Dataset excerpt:
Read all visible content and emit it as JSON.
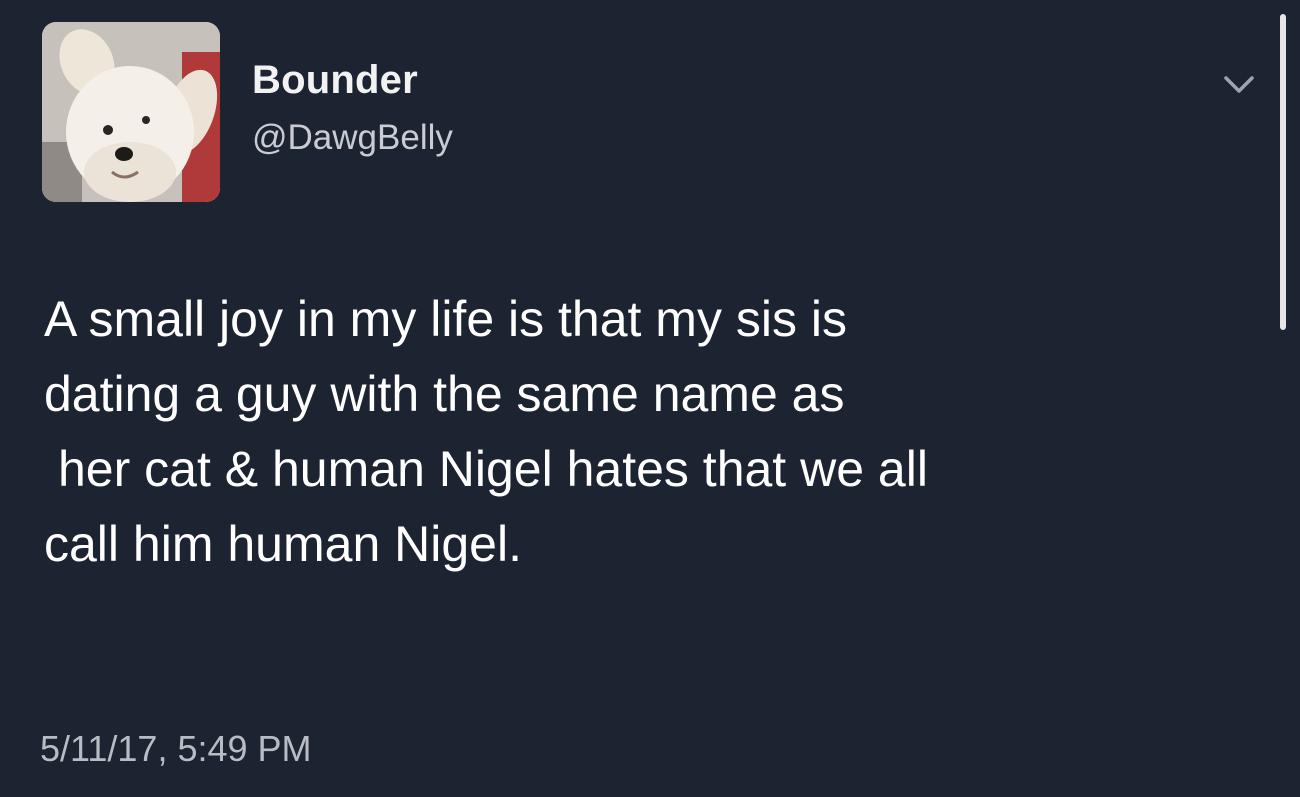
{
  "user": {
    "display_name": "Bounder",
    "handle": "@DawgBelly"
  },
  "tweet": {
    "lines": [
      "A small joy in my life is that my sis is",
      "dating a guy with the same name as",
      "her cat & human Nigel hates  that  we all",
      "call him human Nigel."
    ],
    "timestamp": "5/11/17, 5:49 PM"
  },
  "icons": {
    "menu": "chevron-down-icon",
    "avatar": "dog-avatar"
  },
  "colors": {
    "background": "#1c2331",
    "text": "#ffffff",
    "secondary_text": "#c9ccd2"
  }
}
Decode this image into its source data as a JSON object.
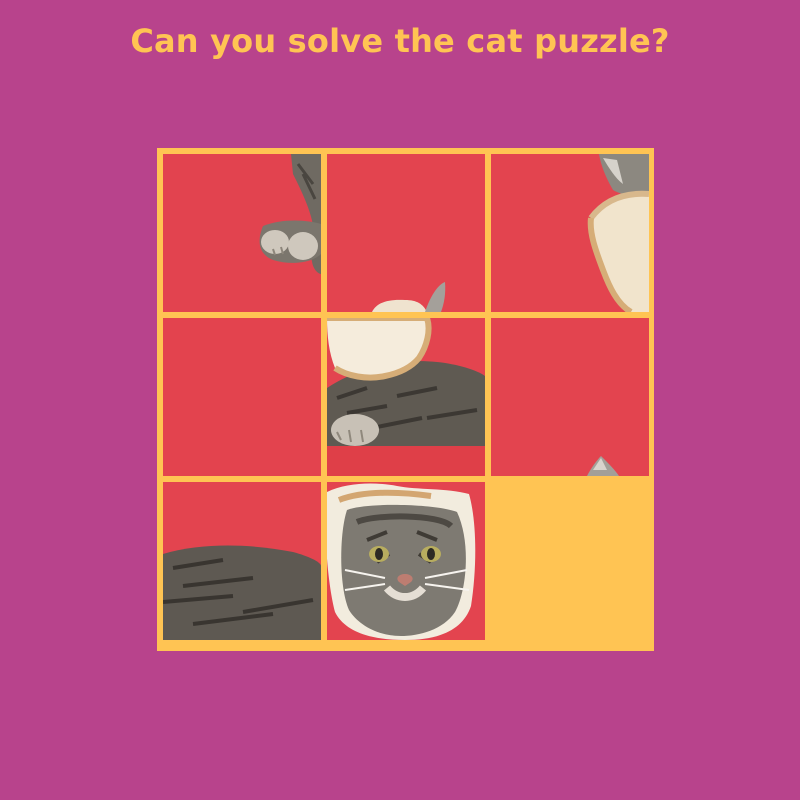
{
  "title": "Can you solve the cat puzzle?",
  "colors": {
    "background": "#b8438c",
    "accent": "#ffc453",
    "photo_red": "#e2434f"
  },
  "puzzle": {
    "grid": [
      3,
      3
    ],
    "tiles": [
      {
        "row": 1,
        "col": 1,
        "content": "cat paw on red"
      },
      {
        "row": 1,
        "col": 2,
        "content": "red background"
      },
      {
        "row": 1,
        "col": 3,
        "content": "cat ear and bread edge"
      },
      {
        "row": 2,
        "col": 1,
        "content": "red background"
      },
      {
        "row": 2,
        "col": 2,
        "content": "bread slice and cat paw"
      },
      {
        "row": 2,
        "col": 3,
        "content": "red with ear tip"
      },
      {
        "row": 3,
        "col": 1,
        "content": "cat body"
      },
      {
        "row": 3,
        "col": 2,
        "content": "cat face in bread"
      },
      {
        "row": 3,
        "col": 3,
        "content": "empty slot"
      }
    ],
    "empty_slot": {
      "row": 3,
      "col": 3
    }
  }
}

--

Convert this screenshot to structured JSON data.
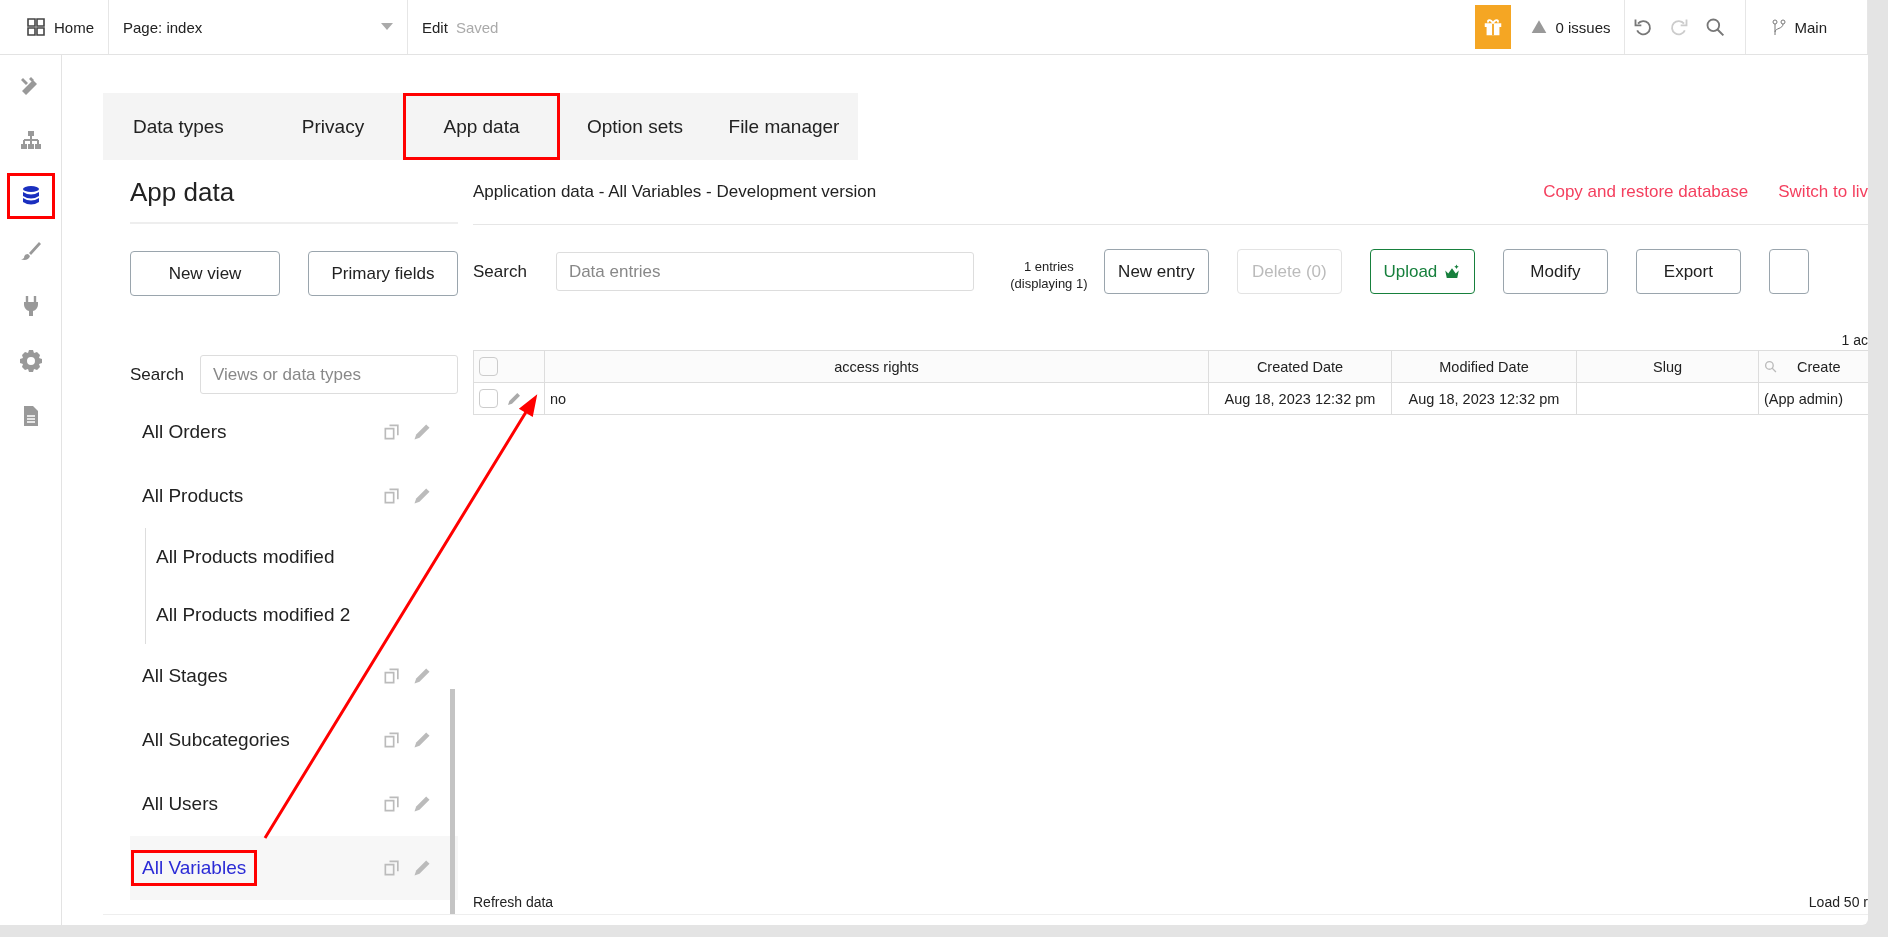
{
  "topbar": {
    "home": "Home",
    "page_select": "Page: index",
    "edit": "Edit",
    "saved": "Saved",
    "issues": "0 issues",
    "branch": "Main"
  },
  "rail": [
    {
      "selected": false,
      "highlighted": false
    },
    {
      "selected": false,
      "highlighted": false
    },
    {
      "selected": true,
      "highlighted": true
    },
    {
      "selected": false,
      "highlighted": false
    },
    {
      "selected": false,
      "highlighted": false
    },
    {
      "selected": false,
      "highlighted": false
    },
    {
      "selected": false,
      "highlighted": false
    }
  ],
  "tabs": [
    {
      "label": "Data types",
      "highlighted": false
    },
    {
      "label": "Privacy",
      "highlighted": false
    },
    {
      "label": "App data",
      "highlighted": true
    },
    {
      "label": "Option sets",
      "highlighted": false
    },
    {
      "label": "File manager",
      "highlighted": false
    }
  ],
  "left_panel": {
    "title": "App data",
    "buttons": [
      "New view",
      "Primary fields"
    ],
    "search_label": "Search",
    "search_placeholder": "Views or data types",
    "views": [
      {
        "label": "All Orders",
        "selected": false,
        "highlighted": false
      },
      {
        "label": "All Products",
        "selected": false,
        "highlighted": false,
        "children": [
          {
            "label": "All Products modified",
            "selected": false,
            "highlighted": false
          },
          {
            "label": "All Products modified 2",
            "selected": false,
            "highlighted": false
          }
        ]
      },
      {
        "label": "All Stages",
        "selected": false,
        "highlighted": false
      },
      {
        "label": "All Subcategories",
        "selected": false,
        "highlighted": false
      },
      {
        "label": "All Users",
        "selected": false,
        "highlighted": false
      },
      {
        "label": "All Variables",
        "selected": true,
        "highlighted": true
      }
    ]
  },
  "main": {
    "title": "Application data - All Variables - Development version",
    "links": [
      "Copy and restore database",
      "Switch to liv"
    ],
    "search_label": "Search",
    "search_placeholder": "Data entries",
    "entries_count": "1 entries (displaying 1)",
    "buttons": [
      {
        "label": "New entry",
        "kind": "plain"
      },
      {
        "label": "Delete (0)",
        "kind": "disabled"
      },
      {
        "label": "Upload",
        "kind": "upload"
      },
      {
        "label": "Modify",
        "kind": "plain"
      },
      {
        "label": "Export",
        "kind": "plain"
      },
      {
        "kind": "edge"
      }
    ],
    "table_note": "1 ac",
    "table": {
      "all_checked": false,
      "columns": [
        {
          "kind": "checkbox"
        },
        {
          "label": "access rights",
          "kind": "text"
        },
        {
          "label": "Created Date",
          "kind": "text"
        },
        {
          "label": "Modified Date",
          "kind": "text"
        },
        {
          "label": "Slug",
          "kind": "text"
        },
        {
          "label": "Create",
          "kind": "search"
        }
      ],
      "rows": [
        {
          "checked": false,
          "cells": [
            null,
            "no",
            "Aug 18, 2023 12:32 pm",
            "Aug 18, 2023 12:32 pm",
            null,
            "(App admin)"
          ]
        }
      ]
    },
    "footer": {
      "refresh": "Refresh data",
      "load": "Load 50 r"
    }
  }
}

==

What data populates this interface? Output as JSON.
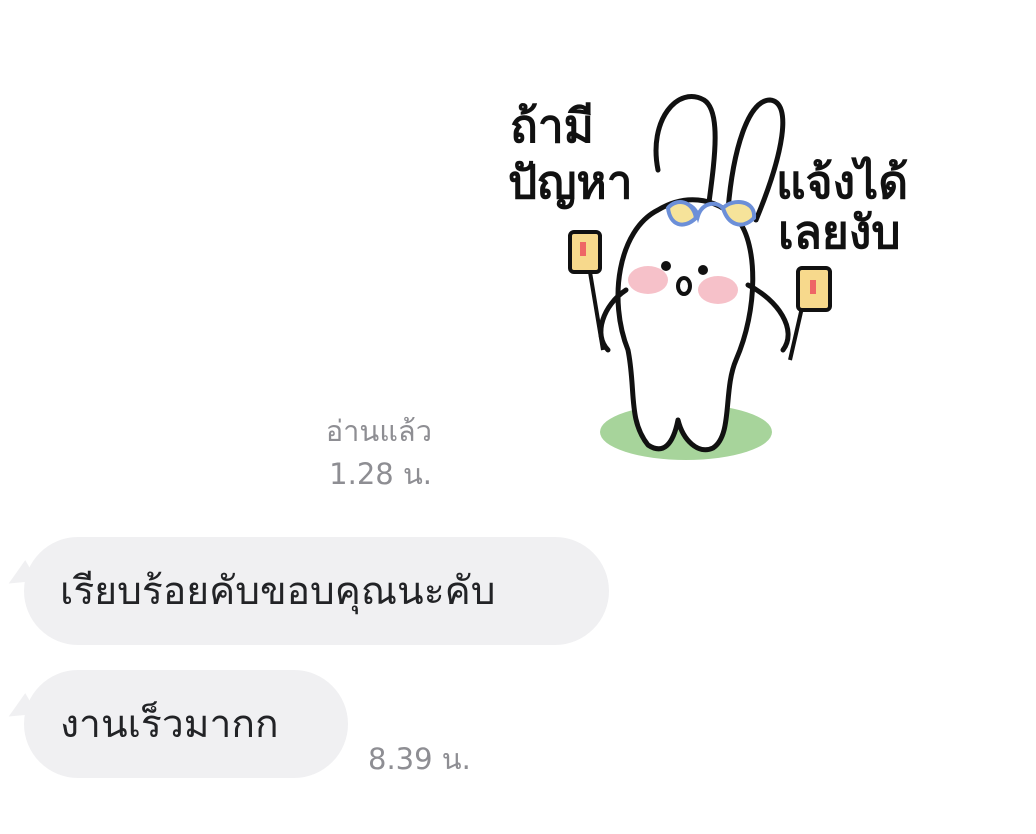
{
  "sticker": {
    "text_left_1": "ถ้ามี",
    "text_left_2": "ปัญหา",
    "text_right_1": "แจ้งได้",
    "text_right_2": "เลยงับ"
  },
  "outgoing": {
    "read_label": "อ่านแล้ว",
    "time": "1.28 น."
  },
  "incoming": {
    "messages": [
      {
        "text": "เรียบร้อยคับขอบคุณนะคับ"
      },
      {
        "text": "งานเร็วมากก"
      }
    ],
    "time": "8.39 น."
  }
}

Stated problem |
Locate all lines holding the word "with", then copy them out.

Expected answer |
      "dating a guy with the same name as",
        "content": "red with ear tip"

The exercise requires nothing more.